▼▼▼

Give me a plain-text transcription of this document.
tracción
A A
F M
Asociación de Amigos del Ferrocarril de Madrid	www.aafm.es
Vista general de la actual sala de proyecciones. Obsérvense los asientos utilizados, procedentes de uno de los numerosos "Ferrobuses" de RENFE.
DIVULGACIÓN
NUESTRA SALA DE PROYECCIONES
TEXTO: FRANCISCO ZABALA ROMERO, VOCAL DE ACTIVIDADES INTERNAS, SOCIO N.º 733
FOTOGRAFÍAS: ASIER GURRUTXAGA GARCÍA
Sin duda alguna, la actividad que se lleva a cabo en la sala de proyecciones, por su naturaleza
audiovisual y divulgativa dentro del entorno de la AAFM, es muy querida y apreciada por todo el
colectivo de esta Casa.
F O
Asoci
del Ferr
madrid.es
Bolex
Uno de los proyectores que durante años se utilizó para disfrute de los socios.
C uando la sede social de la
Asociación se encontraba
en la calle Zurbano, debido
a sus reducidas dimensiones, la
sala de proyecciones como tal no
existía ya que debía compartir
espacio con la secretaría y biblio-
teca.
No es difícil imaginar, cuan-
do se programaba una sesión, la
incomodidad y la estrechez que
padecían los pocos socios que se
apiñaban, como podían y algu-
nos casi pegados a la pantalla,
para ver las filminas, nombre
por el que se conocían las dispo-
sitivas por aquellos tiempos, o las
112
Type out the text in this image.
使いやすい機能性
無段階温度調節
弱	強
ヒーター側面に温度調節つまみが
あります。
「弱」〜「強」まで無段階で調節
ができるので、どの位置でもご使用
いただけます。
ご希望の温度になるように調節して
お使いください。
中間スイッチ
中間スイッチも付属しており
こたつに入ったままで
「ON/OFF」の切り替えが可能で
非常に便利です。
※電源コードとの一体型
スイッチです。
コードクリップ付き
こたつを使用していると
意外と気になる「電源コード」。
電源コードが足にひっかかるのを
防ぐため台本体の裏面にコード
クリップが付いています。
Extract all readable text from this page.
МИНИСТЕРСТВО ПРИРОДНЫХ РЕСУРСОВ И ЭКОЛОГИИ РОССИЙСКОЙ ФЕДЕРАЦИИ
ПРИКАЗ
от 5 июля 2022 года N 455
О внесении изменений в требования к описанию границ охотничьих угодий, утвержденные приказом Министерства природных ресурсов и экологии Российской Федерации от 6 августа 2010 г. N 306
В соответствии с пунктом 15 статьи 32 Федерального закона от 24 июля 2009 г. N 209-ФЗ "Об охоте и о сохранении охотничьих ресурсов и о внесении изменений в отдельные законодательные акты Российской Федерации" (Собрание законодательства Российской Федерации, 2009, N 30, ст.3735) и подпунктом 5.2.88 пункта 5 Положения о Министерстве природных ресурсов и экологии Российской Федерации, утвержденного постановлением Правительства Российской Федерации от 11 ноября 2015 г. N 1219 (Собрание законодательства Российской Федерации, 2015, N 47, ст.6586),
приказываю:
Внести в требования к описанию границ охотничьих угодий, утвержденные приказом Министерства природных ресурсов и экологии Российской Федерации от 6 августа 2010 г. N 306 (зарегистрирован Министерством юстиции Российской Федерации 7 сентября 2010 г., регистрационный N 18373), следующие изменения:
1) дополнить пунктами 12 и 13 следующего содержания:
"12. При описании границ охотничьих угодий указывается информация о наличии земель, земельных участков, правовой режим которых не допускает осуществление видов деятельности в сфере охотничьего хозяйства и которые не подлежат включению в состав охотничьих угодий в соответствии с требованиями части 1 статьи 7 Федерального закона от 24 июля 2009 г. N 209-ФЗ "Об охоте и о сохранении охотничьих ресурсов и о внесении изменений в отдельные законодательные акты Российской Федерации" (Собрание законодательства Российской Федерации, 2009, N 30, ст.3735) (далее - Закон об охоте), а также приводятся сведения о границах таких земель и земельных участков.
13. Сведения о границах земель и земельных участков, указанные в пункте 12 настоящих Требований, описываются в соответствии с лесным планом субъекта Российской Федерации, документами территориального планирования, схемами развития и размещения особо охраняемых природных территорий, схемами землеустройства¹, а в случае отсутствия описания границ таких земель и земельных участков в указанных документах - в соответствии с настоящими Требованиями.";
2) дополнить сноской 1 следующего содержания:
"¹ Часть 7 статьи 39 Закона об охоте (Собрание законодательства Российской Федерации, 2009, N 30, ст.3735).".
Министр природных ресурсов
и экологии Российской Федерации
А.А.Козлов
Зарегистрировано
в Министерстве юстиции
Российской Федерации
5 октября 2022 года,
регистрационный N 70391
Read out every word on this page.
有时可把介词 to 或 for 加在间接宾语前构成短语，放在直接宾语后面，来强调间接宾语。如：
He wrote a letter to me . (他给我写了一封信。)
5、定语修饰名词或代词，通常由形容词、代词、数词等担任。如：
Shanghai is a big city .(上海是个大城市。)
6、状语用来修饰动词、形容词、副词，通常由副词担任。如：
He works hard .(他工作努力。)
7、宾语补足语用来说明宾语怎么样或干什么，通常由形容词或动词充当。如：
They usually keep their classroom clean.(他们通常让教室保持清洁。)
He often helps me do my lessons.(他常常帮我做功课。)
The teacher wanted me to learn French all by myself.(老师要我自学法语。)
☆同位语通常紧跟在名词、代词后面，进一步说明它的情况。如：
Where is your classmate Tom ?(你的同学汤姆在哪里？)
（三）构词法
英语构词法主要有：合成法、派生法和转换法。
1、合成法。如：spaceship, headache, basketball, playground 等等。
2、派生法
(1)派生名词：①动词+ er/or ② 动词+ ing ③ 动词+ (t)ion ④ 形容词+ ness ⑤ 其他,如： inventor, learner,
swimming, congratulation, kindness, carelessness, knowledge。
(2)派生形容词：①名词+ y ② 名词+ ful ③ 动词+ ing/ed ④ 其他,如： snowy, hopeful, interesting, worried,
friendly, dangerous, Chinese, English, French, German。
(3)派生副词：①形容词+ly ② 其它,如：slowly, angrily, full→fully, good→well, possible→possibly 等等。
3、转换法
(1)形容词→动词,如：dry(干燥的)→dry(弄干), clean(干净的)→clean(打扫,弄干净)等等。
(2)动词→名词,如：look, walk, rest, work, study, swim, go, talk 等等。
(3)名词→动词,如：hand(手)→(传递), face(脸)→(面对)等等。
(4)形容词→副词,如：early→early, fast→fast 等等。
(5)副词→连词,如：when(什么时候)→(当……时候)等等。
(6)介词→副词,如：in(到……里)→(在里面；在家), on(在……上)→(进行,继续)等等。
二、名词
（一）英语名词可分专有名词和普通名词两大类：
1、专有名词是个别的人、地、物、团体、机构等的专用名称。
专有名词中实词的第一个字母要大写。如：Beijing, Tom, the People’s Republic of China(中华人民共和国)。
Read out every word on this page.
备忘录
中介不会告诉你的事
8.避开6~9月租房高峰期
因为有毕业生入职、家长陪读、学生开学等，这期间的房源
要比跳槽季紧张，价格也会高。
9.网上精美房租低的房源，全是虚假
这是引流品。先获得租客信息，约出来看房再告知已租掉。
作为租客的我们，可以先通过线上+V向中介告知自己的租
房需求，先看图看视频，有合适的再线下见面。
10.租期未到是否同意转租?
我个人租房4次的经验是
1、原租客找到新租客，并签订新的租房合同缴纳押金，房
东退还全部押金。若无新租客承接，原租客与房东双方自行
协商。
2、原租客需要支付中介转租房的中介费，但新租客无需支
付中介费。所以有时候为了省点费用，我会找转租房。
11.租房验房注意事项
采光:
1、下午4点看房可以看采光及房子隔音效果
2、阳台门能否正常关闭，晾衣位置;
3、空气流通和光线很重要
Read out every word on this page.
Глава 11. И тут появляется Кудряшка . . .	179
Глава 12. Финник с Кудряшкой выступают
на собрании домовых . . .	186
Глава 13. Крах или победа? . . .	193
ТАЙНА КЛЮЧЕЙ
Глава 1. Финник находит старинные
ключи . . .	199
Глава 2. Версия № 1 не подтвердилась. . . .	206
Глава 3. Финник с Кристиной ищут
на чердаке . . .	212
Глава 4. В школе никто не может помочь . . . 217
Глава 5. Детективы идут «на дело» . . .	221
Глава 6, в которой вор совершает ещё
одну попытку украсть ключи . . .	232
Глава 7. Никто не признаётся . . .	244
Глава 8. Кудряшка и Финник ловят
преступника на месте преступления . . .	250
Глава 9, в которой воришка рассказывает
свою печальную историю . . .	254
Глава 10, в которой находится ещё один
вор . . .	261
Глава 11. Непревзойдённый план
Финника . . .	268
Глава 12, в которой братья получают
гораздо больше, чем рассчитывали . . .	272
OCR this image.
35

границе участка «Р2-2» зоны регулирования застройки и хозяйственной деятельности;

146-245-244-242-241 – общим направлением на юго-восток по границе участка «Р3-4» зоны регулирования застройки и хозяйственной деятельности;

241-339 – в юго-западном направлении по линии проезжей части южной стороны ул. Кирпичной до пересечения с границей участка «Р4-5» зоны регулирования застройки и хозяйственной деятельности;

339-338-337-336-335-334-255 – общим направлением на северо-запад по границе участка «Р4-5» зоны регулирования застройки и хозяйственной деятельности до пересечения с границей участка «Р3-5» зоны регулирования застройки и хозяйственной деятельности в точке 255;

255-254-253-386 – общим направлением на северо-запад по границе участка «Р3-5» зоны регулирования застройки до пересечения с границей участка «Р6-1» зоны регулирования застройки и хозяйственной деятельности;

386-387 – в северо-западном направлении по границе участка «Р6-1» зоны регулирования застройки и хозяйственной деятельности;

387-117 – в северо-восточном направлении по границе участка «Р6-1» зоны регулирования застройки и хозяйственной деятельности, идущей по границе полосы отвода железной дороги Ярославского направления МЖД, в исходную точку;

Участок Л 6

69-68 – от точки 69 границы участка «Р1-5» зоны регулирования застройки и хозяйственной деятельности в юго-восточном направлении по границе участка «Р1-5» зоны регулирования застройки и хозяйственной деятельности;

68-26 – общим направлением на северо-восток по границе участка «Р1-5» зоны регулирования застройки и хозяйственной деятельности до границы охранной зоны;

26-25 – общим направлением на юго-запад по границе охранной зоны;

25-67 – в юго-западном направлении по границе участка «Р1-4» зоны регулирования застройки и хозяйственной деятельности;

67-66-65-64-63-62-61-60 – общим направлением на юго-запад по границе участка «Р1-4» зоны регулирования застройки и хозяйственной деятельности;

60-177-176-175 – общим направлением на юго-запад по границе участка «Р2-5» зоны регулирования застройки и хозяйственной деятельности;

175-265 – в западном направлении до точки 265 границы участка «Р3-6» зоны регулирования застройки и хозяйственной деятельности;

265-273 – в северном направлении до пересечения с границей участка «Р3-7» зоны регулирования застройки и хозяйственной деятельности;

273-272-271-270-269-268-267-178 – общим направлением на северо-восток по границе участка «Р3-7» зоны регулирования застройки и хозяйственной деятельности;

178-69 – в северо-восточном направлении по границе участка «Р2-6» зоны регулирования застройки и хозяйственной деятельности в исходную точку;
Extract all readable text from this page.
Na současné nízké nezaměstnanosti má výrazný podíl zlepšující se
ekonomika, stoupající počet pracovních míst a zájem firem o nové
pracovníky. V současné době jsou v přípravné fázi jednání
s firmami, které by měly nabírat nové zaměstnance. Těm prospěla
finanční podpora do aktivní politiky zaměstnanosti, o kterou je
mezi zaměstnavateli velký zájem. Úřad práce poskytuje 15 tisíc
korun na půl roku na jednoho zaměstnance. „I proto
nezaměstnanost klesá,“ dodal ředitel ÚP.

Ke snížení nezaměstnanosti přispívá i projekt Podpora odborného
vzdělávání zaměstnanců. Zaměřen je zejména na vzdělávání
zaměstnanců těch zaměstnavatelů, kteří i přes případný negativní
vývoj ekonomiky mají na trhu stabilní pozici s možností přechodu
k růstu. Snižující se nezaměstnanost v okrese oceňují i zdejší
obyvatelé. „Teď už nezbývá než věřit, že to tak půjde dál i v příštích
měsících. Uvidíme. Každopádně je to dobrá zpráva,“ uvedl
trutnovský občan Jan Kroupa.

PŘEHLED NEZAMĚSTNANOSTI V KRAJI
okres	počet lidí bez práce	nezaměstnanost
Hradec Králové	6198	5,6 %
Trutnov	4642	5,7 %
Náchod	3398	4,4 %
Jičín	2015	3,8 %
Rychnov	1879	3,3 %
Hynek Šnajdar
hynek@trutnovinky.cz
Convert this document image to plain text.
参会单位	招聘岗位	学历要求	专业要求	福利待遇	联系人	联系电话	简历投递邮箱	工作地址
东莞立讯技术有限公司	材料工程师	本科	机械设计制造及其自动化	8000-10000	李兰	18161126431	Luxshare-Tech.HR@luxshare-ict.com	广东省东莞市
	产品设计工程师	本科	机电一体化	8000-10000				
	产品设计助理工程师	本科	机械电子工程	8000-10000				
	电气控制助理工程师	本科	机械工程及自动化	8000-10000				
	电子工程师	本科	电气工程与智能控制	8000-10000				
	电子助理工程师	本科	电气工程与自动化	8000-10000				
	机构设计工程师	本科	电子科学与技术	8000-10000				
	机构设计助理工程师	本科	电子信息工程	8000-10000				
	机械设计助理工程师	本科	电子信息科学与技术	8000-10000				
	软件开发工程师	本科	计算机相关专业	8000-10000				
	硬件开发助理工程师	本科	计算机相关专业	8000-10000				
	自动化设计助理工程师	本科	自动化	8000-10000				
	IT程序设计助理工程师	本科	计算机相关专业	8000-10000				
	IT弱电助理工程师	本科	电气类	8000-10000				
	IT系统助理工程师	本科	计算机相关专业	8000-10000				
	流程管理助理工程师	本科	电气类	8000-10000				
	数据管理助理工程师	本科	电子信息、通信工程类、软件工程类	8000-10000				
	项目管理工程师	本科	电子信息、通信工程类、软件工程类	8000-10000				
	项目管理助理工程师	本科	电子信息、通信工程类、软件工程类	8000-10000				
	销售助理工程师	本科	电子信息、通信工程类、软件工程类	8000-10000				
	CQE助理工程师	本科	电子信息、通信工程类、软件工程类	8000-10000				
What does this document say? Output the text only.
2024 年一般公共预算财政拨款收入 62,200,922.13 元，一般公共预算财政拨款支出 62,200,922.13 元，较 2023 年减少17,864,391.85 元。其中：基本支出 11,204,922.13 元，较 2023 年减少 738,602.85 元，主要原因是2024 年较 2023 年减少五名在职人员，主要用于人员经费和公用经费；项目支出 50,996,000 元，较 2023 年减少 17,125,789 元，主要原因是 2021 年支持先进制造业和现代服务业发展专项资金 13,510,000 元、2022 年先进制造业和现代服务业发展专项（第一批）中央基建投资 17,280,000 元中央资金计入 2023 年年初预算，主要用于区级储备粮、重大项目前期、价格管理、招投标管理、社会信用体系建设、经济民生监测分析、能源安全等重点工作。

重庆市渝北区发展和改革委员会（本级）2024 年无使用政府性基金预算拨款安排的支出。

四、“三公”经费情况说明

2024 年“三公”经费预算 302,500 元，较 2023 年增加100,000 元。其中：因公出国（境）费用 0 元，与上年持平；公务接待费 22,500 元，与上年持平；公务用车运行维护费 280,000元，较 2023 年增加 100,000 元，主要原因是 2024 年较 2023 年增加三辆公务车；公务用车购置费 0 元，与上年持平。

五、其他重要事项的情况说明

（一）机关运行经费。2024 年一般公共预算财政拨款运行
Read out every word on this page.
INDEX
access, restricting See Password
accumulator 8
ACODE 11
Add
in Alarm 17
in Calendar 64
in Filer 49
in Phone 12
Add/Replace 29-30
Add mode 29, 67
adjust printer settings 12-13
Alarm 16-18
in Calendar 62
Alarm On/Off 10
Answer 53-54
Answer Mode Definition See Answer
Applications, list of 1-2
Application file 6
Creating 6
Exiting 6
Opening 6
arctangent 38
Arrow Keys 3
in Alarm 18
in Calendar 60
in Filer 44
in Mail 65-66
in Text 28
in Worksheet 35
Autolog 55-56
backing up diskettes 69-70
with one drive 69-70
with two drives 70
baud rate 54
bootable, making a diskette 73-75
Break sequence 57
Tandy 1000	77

▲▲▲

* Set problem
Gather every line containing the word "软件工程类" and copy it.

* Exercise solution
	数据管理助理工程师	本科	电子信息、通信工程类、软件工程类	8000-10000				
	项目管理工程师	本科	电子信息、通信工程类、软件工程类	8000-10000				
	项目管理助理工程师	本科	电子信息、通信工程类、软件工程类	8000-10000				
	销售助理工程师	本科	电子信息、通信工程类、软件工程类	8000-10000				
	CQE助理工程师	本科	电子信息、通信工程类、软件工程类	8000-10000				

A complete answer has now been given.